# Start of Excerpted data
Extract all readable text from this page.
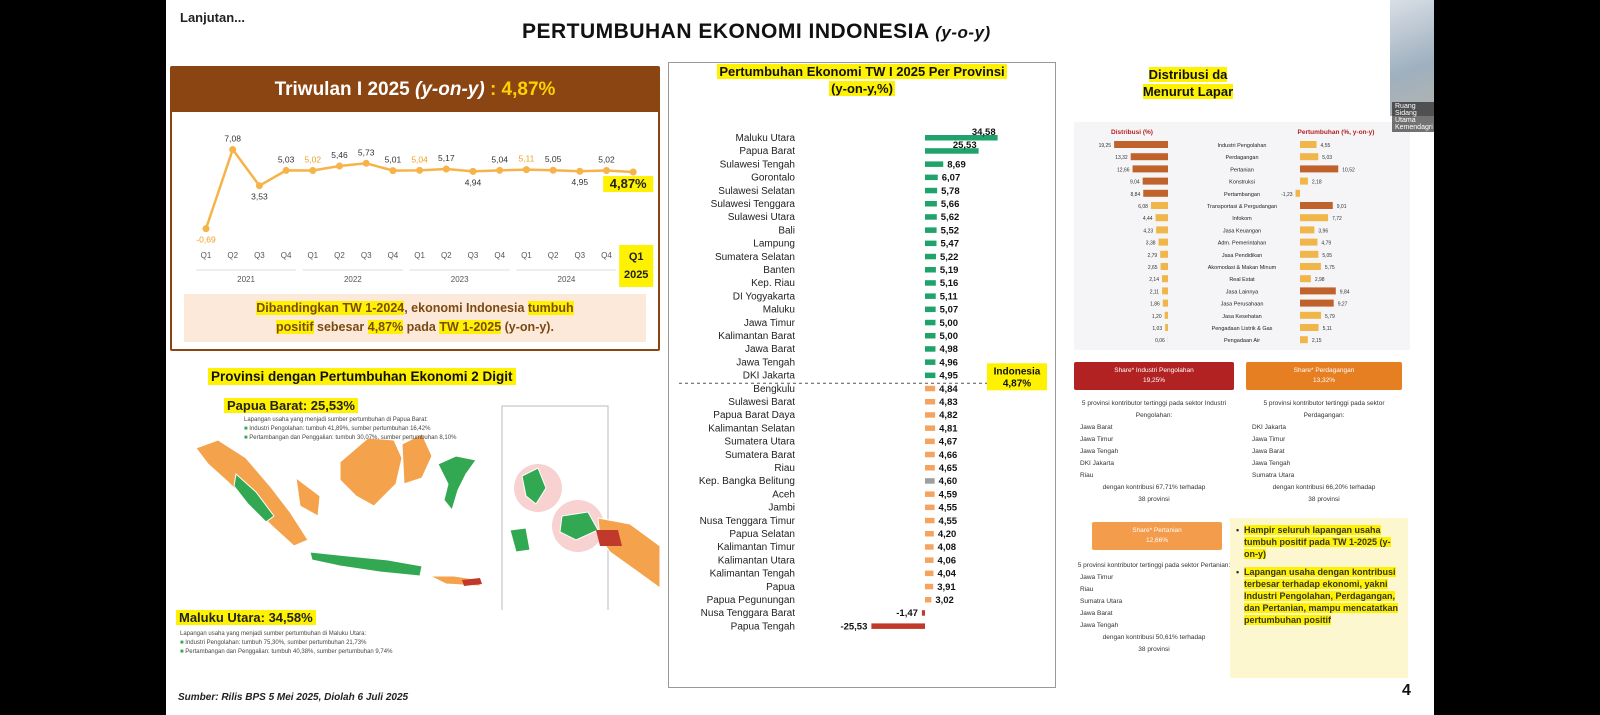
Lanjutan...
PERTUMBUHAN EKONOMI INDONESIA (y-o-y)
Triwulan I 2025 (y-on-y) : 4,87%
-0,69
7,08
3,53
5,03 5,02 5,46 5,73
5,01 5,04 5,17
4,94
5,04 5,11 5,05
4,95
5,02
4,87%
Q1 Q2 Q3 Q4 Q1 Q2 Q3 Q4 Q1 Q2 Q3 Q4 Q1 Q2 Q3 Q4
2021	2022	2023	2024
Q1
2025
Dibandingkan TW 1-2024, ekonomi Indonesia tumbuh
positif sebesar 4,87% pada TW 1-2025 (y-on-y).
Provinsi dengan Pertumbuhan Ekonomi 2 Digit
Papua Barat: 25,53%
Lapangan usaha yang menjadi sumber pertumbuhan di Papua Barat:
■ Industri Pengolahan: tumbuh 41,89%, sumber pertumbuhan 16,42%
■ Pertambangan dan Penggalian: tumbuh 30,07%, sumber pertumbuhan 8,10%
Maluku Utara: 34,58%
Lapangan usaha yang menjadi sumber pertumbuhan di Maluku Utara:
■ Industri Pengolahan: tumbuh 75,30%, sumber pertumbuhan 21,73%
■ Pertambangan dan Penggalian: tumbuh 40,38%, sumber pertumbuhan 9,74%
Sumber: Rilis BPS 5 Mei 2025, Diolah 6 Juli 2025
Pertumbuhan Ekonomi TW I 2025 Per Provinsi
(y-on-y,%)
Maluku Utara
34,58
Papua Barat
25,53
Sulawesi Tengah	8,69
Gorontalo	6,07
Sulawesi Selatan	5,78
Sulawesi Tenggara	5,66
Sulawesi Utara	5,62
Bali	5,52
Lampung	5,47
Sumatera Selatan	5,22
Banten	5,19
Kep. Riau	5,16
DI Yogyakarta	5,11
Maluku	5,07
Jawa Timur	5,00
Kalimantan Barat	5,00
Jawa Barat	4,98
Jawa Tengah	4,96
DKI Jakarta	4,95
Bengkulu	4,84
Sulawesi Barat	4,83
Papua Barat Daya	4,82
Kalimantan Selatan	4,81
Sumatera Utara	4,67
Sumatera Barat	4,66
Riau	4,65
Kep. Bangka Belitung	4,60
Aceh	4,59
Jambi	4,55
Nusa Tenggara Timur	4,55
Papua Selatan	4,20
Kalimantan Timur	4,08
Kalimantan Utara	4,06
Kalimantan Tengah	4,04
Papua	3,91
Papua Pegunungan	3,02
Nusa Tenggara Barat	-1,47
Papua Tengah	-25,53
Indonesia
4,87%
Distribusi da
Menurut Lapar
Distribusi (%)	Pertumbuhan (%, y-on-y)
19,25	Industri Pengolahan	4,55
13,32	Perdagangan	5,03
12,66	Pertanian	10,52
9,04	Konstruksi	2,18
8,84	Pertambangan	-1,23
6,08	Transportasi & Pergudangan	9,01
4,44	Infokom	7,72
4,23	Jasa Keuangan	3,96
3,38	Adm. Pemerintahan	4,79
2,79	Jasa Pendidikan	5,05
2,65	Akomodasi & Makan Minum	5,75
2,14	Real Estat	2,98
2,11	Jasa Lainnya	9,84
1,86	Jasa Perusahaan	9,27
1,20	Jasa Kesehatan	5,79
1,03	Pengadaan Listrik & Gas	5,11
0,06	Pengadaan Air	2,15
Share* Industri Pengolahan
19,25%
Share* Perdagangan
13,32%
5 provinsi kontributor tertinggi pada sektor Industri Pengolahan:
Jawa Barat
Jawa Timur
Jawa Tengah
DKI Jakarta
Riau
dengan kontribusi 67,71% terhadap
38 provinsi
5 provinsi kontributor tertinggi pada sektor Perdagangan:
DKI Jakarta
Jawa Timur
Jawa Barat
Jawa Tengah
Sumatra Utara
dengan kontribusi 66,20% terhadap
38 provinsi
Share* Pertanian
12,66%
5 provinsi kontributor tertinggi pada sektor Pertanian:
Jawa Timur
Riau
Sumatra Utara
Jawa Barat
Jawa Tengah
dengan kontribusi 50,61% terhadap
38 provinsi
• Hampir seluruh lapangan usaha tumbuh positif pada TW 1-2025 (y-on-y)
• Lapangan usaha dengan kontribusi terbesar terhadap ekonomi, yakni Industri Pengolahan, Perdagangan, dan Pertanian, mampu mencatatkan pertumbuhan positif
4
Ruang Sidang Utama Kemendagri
# End of Excerpted data
# Start of Excerpted data
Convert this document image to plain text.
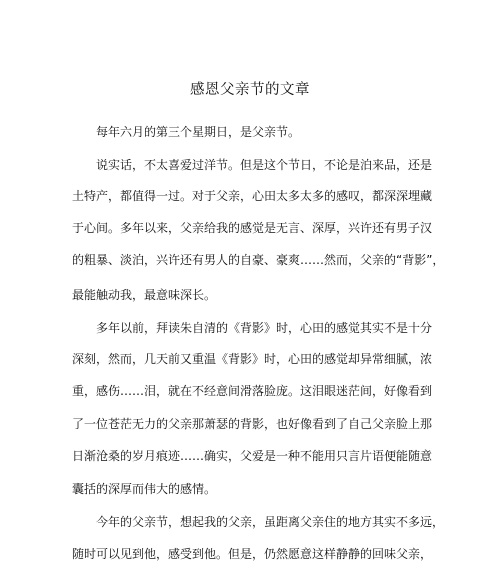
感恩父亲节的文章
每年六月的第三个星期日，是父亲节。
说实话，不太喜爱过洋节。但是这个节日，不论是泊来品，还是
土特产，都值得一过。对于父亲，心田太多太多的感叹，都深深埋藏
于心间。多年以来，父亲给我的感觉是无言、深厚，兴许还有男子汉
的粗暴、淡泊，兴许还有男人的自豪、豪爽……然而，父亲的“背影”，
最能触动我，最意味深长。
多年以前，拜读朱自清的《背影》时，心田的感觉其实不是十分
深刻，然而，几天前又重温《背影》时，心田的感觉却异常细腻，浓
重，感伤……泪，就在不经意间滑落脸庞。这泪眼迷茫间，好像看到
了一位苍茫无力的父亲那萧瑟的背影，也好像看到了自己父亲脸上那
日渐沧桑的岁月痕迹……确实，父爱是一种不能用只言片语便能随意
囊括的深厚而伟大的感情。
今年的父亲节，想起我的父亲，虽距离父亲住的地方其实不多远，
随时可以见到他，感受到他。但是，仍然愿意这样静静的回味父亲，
# End of Excerpted data
# Start of Excerpted data
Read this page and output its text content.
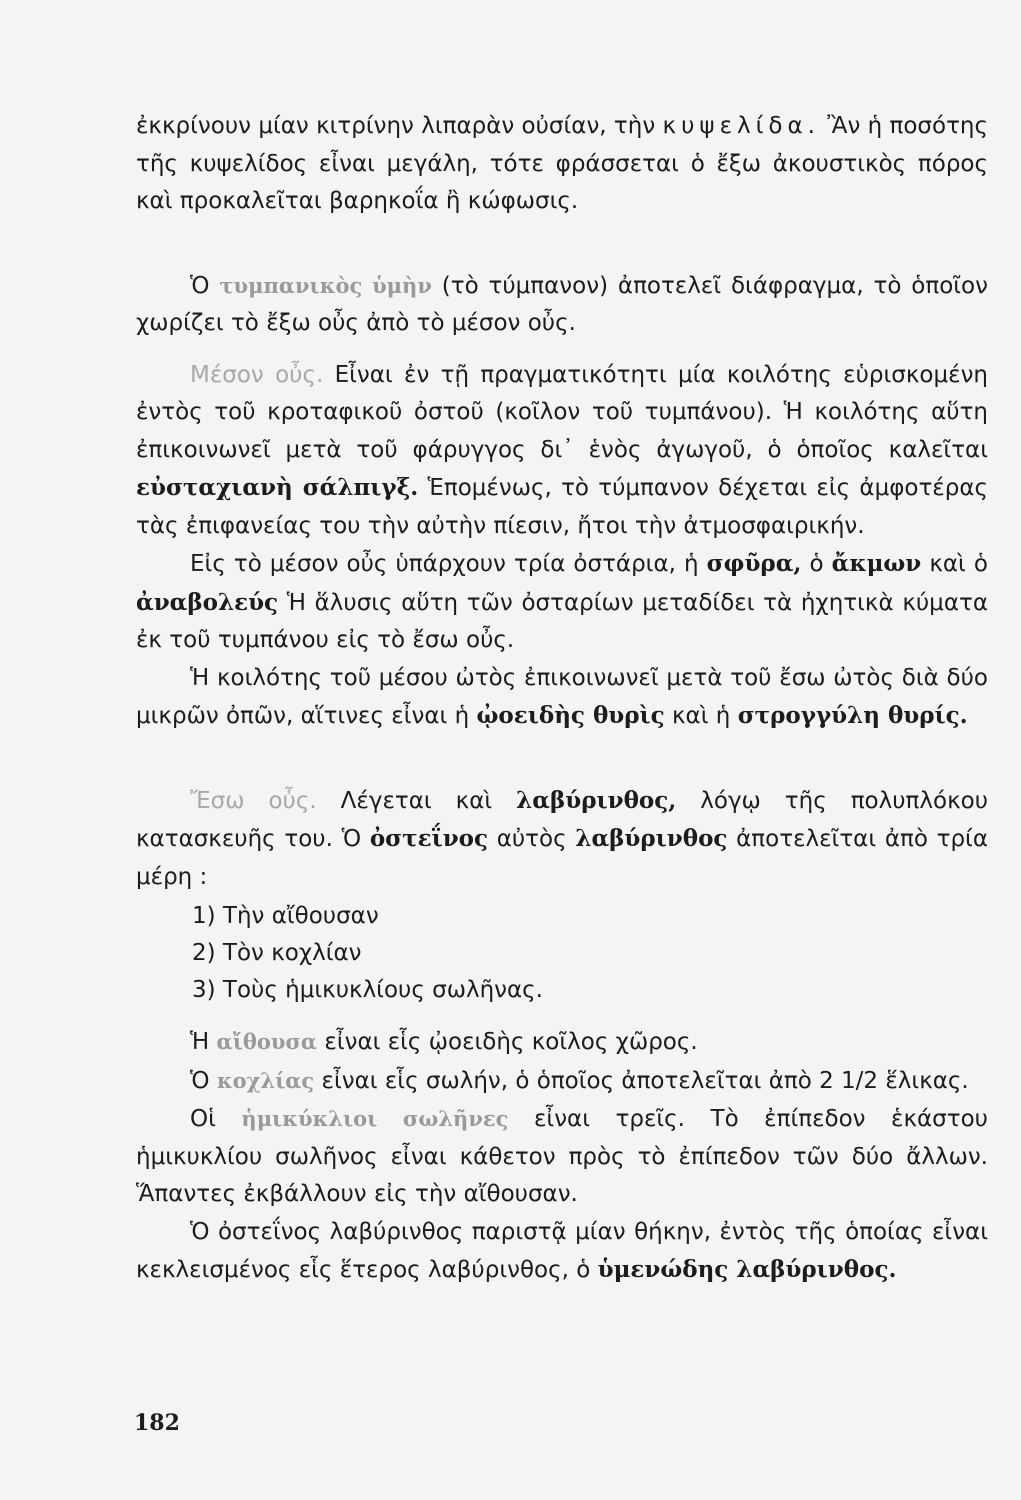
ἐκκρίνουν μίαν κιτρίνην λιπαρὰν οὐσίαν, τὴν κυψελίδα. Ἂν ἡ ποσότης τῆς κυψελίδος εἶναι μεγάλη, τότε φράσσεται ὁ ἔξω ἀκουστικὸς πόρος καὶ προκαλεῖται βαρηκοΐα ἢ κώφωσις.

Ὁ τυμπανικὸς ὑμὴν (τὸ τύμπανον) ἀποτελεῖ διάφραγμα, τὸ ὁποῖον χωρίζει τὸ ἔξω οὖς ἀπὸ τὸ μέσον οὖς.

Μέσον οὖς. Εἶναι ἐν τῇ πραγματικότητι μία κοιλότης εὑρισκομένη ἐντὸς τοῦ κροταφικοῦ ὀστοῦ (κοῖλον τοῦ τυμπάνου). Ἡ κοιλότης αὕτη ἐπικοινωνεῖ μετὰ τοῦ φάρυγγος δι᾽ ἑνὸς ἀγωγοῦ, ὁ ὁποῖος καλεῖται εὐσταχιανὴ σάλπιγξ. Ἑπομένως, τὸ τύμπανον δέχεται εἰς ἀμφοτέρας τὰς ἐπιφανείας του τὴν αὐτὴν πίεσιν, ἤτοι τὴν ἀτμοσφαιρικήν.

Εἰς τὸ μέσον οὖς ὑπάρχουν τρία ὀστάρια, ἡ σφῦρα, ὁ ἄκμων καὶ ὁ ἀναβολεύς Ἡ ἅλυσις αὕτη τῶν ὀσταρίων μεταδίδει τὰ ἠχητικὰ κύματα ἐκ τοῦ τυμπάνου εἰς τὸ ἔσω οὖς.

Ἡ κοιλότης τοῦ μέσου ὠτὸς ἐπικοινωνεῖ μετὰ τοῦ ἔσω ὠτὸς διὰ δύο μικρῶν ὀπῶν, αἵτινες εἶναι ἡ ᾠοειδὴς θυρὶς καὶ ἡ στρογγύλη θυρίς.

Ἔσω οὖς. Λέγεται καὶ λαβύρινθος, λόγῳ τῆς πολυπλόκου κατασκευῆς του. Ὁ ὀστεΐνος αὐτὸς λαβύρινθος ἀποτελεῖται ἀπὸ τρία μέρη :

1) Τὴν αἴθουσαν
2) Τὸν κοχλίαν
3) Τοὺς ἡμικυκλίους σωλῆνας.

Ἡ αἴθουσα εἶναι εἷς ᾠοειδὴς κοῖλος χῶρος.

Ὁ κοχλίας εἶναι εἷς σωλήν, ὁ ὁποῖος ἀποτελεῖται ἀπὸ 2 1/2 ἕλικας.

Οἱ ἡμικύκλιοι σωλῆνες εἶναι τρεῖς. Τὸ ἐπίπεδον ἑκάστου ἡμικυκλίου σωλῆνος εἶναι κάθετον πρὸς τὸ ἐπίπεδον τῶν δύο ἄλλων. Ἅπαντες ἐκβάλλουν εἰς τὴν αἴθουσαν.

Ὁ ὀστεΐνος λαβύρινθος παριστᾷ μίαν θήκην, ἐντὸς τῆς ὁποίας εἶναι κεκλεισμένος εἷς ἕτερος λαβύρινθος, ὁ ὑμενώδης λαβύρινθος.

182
# End of Excerpted data
**What this task involves**
Identify all lines in the records above with the word "yang".

**Output for this task**
Lapangan usaha yang menjadi sumber pertumbuhan di Papua Barat:
Lapangan usaha yang menjadi sumber pertumbuhan di Maluku Utara:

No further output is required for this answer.